**Objective:**
Restate the entries word for word, omitting nothing.

**Records for this task:**
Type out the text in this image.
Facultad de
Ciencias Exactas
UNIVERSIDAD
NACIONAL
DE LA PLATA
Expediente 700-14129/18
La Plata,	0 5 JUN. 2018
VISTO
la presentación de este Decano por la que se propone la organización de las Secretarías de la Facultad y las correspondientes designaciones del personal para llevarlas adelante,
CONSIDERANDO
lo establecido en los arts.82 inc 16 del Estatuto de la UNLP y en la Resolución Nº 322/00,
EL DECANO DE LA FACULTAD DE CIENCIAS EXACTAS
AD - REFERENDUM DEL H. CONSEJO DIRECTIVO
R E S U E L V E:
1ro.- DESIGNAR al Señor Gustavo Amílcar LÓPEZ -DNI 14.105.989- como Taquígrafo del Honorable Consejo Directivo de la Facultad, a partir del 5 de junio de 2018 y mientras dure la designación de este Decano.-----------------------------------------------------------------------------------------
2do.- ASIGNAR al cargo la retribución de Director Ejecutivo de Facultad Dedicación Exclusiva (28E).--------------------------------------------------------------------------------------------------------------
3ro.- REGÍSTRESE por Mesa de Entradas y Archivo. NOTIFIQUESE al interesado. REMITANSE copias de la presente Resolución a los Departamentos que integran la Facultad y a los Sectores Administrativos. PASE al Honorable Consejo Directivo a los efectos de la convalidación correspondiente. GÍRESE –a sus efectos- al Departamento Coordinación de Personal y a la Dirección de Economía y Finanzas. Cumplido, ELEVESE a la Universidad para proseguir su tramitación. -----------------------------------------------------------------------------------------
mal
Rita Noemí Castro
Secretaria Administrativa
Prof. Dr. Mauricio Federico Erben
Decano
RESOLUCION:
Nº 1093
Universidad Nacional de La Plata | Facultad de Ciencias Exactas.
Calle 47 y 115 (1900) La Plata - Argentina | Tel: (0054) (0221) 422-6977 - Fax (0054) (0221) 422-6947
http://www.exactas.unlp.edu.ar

**The solution:**
Type out the text in this image.
Facultad de
Ciencias Exactas
UNIVERSIDAD
NACIONAL
DE LA PLATA
Expediente 700-14129/18
La Plata,	0 5 JUN. 2018
VISTO
la presentación de este Decano por la que se propone la organización de las Secretarías de la Facultad y las correspondientes designaciones del personal para llevarlas adelante,
CONSIDERANDO
lo establecido en los arts.82 inc 16 del Estatuto de la UNLP y en la Resolución Nº 322/00,
EL DECANO DE LA FACULTAD DE CIENCIAS EXACTAS
AD - REFERENDUM DEL H. CONSEJO DIRECTIVO
R E S U E L V E:
1ro.- DESIGNAR al Señor Gustavo Amílcar LÓPEZ -DNI 14.105.989- como Taquígrafo del Honorable Consejo Directivo de la Facultad, a partir del 5 de junio de 2018 y mientras dure la designación de este Decano.-----------------------------------------------------------------------------------------
2do.- ASIGNAR al cargo la retribución de Director Ejecutivo de Facultad Dedicación Exclusiva (28E).--------------------------------------------------------------------------------------------------------------
3ro.- REGÍSTRESE por Mesa de Entradas y Archivo. NOTIFIQUESE al interesado. REMITANSE copias de la presente Resolución a los Departamentos que integran la Facultad y a los Sectores Administrativos. PASE al Honorable Consejo Directivo a los efectos de la convalidación correspondiente. GÍRESE –a sus efectos- al Departamento Coordinación de Personal y a la Dirección de Economía y Finanzas. Cumplido, ELEVESE a la Universidad para proseguir su tramitación. -----------------------------------------------------------------------------------------
mal
Rita Noemí Castro
Secretaria Administrativa
Prof. Dr. Mauricio Federico Erben
Decano
RESOLUCION:
Nº 1093
Universidad Nacional de La Plata | Facultad de Ciencias Exactas.
Calle 47 y 115 (1900) La Plata - Argentina | Tel: (0054) (0221) 422-6977 - Fax (0054) (0221) 422-6947
http://www.exactas.unlp.edu.ar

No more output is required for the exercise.